▸ **GOAL OF THE EXERCISE**:
Quote the item lines word for word, starting with the line that contains "121, 465, 233]" and going on through the line that contains "x-tick-label: Hybride 100%".

Item position entries:
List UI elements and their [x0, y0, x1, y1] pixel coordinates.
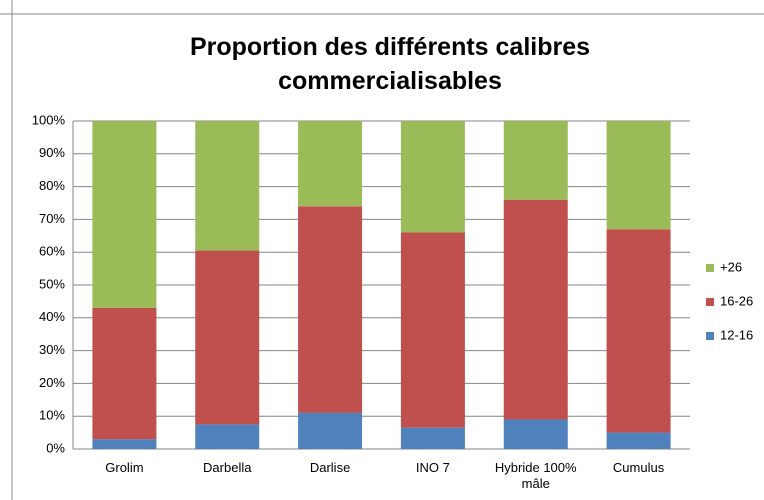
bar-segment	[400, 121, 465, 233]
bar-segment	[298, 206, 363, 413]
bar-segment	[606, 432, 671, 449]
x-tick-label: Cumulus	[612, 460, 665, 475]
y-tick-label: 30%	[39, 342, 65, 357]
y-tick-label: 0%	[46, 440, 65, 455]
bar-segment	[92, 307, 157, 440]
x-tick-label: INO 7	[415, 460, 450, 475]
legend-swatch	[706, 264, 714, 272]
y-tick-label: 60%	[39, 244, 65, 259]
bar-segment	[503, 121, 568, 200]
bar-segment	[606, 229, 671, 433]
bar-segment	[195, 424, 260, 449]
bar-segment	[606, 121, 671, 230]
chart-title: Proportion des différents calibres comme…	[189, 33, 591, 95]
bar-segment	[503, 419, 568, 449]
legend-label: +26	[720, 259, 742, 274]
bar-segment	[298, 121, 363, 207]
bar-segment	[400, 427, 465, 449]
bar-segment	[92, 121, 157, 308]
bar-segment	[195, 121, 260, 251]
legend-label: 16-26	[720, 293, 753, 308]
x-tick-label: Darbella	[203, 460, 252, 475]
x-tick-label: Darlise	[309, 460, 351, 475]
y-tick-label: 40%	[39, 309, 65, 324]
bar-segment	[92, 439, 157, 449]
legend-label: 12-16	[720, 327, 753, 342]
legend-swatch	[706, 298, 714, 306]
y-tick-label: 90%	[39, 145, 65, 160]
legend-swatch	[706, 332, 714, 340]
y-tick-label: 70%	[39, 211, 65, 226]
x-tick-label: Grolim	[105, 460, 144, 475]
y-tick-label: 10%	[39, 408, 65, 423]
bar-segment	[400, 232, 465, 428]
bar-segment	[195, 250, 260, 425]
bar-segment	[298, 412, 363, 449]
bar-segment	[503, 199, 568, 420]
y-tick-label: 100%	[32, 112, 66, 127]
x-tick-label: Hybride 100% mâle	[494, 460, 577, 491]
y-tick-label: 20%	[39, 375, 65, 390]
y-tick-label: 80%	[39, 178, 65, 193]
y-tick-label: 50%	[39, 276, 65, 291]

▸ **ANSWER**:
bar-segment	[400, 121, 465, 233]
bar-segment	[298, 206, 363, 413]
bar-segment	[606, 432, 671, 449]
x-tick-label: Cumulus	[612, 460, 665, 475]
y-tick-label: 30%	[39, 342, 65, 357]
y-tick-label: 0%	[46, 440, 65, 455]
bar-segment	[92, 307, 157, 440]
x-tick-label: INO 7	[415, 460, 450, 475]
legend-swatch	[706, 264, 714, 272]
y-tick-label: 60%	[39, 244, 65, 259]
bar-segment	[503, 121, 568, 200]
bar-segment	[606, 229, 671, 433]
bar-segment	[195, 424, 260, 449]
bar-segment	[606, 121, 671, 230]
chart-title: Proportion des différents calibres comme…	[189, 33, 591, 95]
bar-segment	[503, 419, 568, 449]
legend-label: +26	[720, 259, 742, 274]
bar-segment	[298, 121, 363, 207]
bar-segment	[400, 427, 465, 449]
bar-segment	[92, 121, 157, 308]
bar-segment	[195, 121, 260, 251]
legend-label: 16-26	[720, 293, 753, 308]
x-tick-label: Darbella	[203, 460, 252, 475]
x-tick-label: Darlise	[309, 460, 351, 475]
y-tick-label: 40%	[39, 309, 65, 324]
bar-segment	[92, 439, 157, 449]
legend-label: 12-16	[720, 327, 753, 342]
legend-swatch	[706, 298, 714, 306]
y-tick-label: 90%	[39, 145, 65, 160]
legend-swatch	[706, 332, 714, 340]
y-tick-label: 70%	[39, 211, 65, 226]
x-tick-label: Grolim	[105, 460, 144, 475]
y-tick-label: 10%	[39, 408, 65, 423]
bar-segment	[400, 232, 465, 428]
bar-segment	[195, 250, 260, 425]
bar-segment	[298, 412, 363, 449]
bar-segment	[503, 199, 568, 420]
y-tick-label: 100%	[32, 112, 66, 127]
x-tick-label: Hybride 100% mâle	[494, 460, 577, 491]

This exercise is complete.